-- START --

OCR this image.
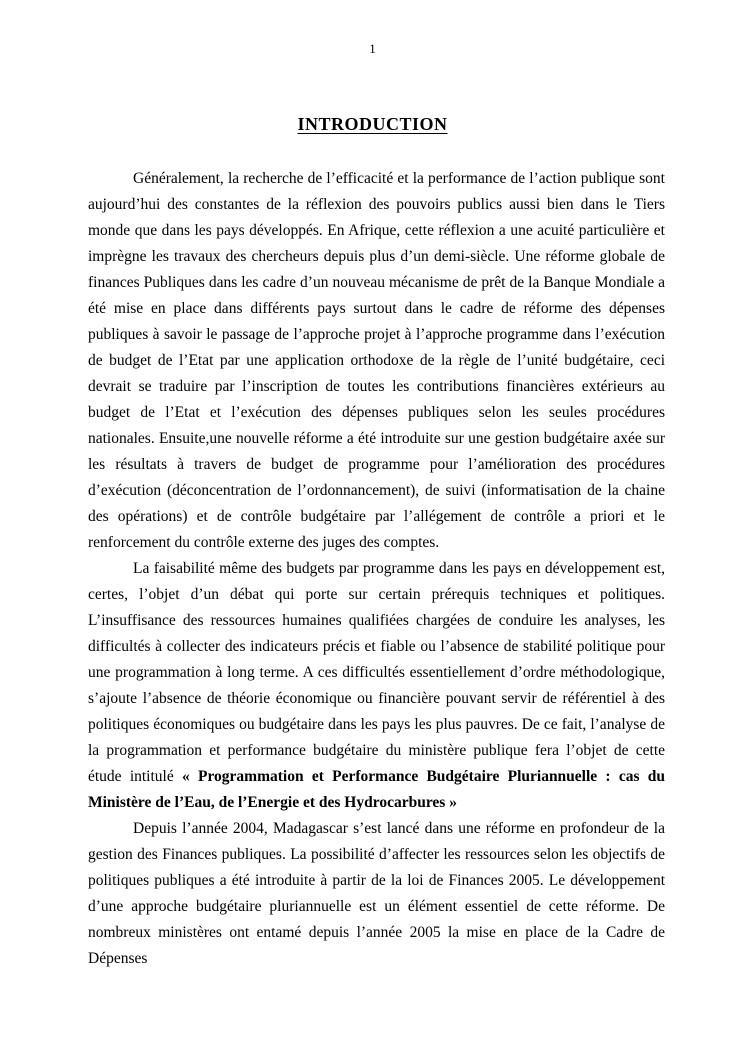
1
INTRODUCTION

Généralement, la recherche de l’efficacité et la performance de l’action publique sont aujourd’hui des constantes de la réflexion des pouvoirs publics aussi bien dans le Tiers monde que dans les pays développés. En Afrique, cette réflexion a une acuité particulière et imprègne les travaux des chercheurs depuis plus d’un demi-siècle. Une réforme globale de finances Publiques dans les cadre d’un nouveau mécanisme de prêt de la Banque Mondiale a été mise en place dans différents pays surtout dans le cadre de réforme des dépenses publiques à savoir le passage de l’approche projet à l’approche programme dans l’exécution de budget de l’Etat par une application orthodoxe de la règle de l’unité budgétaire, ceci devrait se traduire par l’inscription de toutes les contributions financières extérieurs au budget de l’Etat et l’exécution des dépenses publiques selon les seules procédures nationales. Ensuite,une nouvelle réforme a été introduite sur une gestion budgétaire axée sur les résultats à travers de budget de programme pour l’amélioration des procédures d’exécution (déconcentration de l’ordonnancement), de suivi (informatisation de la chaine des opérations) et de contrôle budgétaire par l’allégement de contrôle a priori et le renforcement du contrôle externe des juges des comptes.

La faisabilité même des budgets par programme dans les pays en développement est, certes, l’objet d’un débat qui porte sur certain prérequis techniques et politiques. L’insuffisance des ressources humaines qualifiées chargées de conduire les analyses, les difficultés à collecter des indicateurs précis et fiable ou l’absence de stabilité politique pour une programmation à long terme. A ces difficultés essentiellement d’ordre méthodologique, s’ajoute l’absence de théorie économique ou financière pouvant servir de référentiel à des politiques économiques ou budgétaire dans les pays les plus pauvres. De ce fait, l’analyse de la programmation et performance budgétaire du ministère publique fera l’objet de cette étude intitulé « Programmation et Performance Budgétaire Pluriannuelle : cas du Ministère de l’Eau, de l’Energie et des Hydrocarbures »

Depuis l’année 2004, Madagascar s’est lancé dans une réforme en profondeur de la gestion des Finances publiques. La possibilité d’affecter les ressources selon les objectifs de politiques publiques a été introduite à partir de la loi de Finances 2005. Le développement d’une approche budgétaire pluriannuelle est un élément essentiel de cette réforme. De nombreux ministères ont entamé depuis l’année 2005 la mise en place de la Cadre de Dépenses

-- END --

# AIM OF THE EXERCISE:
In the entries above, identify each line that includes the string "ressources", then copy it.

# THE RESPONSE:
La faisabilité même des budgets par programme dans les pays en développement est, certes, l’objet d’un débat qui porte sur certain prérequis techniques et politiques. L’insuffisance des ressources humaines qualifiées chargées de conduire les analyses, les difficultés à collecter des indicateurs précis et fiable ou l’absence de stabilité politique pour une programmation à long terme. A ces difficultés essentiellement d’ordre méthodologique, s’ajoute l’absence de théorie économique ou financière pouvant servir de référentiel à des politiques économiques ou budgétaire dans les pays les plus pauvres. De ce fait, l’analyse de la programmation et performance budgétaire du ministère publique fera l’objet de cette étude intitulé « Programmation et Performance Budgétaire Pluriannuelle : cas du Ministère de l’Eau, de l’Energie et des Hydrocarbures »
Depuis l’année 2004, Madagascar s’est lancé dans une réforme en profondeur de la gestion des Finances publiques. La possibilité d’affecter les ressources selon les objectifs de politiques publiques a été introduite à partir de la loi de Finances 2005. Le développement d’une approche budgétaire pluriannuelle est un élément essentiel de cette réforme. De nombreux ministères ont entamé depuis l’année 2005 la mise en place de la Cadre de Dépenses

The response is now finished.